§ EXERCISE GOAL: Exact repetition of every entry is required.

────────────────

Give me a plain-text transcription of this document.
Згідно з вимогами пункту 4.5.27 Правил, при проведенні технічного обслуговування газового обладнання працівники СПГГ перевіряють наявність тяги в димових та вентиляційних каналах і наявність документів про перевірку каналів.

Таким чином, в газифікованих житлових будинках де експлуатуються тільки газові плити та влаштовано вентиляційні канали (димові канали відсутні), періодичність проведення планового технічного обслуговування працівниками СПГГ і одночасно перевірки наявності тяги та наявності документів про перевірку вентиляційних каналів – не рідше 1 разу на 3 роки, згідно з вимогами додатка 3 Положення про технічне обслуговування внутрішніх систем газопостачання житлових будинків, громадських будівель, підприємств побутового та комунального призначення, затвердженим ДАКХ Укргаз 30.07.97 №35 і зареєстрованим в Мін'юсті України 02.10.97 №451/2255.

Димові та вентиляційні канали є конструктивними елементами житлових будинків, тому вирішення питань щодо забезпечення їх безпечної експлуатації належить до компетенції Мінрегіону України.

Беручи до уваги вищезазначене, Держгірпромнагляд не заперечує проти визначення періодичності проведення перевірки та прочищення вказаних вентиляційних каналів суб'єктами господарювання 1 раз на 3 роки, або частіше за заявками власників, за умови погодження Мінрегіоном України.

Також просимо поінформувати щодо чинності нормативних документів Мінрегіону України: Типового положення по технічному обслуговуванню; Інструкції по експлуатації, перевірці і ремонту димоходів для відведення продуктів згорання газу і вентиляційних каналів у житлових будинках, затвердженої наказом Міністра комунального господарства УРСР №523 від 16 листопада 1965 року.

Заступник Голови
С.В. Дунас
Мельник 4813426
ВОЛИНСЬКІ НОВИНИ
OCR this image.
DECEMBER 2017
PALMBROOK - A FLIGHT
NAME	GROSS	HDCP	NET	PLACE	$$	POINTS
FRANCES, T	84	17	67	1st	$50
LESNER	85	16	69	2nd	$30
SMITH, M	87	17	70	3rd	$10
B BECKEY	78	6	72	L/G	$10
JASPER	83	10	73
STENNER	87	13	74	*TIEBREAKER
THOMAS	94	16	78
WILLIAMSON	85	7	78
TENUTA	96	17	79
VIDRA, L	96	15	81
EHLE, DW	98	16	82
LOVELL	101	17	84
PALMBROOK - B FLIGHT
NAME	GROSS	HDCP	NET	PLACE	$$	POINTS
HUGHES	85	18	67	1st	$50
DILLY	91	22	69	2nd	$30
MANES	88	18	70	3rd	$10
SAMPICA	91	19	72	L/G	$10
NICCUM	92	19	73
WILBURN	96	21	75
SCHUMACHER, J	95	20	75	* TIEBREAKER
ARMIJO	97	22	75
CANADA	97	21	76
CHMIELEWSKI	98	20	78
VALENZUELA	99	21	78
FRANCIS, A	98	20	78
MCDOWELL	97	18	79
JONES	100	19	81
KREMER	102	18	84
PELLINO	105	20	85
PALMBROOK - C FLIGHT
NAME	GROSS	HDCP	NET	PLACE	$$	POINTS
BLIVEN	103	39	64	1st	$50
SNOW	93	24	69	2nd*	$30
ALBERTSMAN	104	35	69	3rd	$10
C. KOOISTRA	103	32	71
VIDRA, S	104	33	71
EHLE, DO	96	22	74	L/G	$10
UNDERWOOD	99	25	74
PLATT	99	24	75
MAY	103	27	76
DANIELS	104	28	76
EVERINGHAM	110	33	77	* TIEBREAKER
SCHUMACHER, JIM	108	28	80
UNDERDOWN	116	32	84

────────────────

§ COMPLETED EXERCISE:
Give me a plain-text transcription of this document.
Згідно з вимогами пункту 4.5.27 Правил, при проведенні технічного обслуговування газового обладнання працівники СПГГ перевіряють наявність тяги в димових та вентиляційних каналах і наявність документів про перевірку каналів.

Таким чином, в газифікованих житлових будинках де експлуатуються тільки газові плити та влаштовано вентиляційні канали (димові канали відсутні), періодичність проведення планового технічного обслуговування працівниками СПГГ і одночасно перевірки наявності тяги та наявності документів про перевірку вентиляційних каналів – не рідше 1 разу на 3 роки, згідно з вимогами додатка 3 Положення про технічне обслуговування внутрішніх систем газопостачання житлових будинків, громадських будівель, підприємств побутового та комунального призначення, затвердженим ДАКХ Укргаз 30.07.97 №35 і зареєстрованим в Мін'юсті України 02.10.97 №451/2255.

Димові та вентиляційні канали є конструктивними елементами житлових будинків, тому вирішення питань щодо забезпечення їх безпечної експлуатації належить до компетенції Мінрегіону України.

Беручи до уваги вищезазначене, Держгірпромнагляд не заперечує проти визначення періодичності проведення перевірки та прочищення вказаних вентиляційних каналів суб'єктами господарювання 1 раз на 3 роки, або частіше за заявками власників, за умови погодження Мінрегіоном України.

Також просимо поінформувати щодо чинності нормативних документів Мінрегіону України: Типового положення по технічному обслуговуванню; Інструкції по експлуатації, перевірці і ремонту димоходів для відведення продуктів згорання газу і вентиляційних каналів у житлових будинках, затвердженої наказом Міністра комунального господарства УРСР №523 від 16 листопада 1965 року.

Заступник Голови
С.В. Дунас
Мельник 4813426
ВОЛИНСЬКІ НОВИНИ
OCR this image.
DECEMBER 2017
PALMBROOK - A FLIGHT
NAME	GROSS	HDCP	NET	PLACE	$$	POINTS
FRANCES, T	84	17	67	1st	$50
LESNER	85	16	69	2nd	$30
SMITH, M	87	17	70	3rd	$10
B BECKEY	78	6	72	L/G	$10
JASPER	83	10	73
STENNER	87	13	74	*TIEBREAKER
THOMAS	94	16	78
WILLIAMSON	85	7	78
TENUTA	96	17	79
VIDRA, L	96	15	81
EHLE, DW	98	16	82
LOVELL	101	17	84
PALMBROOK - B FLIGHT
NAME	GROSS	HDCP	NET	PLACE	$$	POINTS
HUGHES	85	18	67	1st	$50
DILLY	91	22	69	2nd	$30
MANES	88	18	70	3rd	$10
SAMPICA	91	19	72	L/G	$10
NICCUM	92	19	73
WILBURN	96	21	75
SCHUMACHER, J	95	20	75	* TIEBREAKER
ARMIJO	97	22	75
CANADA	97	21	76
CHMIELEWSKI	98	20	78
VALENZUELA	99	21	78
FRANCIS, A	98	20	78
MCDOWELL	97	18	79
JONES	100	19	81
KREMER	102	18	84
PELLINO	105	20	85
PALMBROOK - C FLIGHT
NAME	GROSS	HDCP	NET	PLACE	$$	POINTS
BLIVEN	103	39	64	1st	$50
SNOW	93	24	69	2nd*	$30
ALBERTSMAN	104	35	69	3rd	$10
C. KOOISTRA	103	32	71
VIDRA, S	104	33	71
EHLE, DO	96	22	74	L/G	$10
UNDERWOOD	99	25	74
PLATT	99	24	75
MAY	103	27	76
DANIELS	104	28	76
EVERINGHAM	110	33	77	* TIEBREAKER
SCHUMACHER, JIM	108	28	80
UNDERDOWN	116	32	84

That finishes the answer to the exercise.